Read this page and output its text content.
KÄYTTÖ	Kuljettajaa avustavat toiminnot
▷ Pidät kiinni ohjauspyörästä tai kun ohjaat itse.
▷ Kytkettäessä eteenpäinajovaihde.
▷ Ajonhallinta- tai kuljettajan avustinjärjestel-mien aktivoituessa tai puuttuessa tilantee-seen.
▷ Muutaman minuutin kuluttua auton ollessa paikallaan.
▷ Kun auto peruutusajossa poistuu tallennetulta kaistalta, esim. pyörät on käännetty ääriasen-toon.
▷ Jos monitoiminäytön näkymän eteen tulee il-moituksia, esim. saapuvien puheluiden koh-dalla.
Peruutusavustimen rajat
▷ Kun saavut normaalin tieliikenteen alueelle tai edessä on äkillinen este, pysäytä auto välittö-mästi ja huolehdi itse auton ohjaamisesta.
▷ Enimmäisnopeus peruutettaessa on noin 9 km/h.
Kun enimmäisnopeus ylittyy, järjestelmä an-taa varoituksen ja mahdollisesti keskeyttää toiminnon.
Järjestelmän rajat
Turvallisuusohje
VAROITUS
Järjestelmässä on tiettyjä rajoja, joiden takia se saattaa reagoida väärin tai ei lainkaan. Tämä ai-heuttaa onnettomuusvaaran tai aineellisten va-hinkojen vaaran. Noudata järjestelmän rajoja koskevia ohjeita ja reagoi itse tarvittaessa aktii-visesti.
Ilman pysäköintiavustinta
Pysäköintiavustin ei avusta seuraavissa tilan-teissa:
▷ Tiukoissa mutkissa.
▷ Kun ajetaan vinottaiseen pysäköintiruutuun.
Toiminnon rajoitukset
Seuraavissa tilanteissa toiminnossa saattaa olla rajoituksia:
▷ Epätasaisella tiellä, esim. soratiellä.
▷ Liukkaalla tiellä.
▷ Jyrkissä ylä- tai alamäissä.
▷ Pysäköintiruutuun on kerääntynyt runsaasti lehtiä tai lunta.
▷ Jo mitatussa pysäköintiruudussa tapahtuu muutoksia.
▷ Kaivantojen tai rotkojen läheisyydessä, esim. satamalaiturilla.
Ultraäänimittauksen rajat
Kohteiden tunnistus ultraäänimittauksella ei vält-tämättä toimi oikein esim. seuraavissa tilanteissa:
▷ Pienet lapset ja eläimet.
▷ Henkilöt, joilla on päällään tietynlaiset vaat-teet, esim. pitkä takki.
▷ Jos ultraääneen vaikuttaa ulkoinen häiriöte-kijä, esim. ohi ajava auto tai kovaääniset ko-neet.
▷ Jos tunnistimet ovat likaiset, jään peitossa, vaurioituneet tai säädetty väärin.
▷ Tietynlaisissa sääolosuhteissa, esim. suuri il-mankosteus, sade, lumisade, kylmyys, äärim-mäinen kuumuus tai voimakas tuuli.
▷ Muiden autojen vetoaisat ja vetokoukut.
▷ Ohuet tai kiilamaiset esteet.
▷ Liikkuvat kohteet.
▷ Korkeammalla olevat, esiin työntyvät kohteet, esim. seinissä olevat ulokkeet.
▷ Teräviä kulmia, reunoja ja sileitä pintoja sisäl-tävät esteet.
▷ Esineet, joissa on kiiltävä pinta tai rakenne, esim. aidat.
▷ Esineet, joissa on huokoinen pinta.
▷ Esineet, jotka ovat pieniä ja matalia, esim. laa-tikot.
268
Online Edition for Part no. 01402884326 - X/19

**Given exercise**
How many of these lines contain "Esineet"? Write only the number.

**Result of this task**
3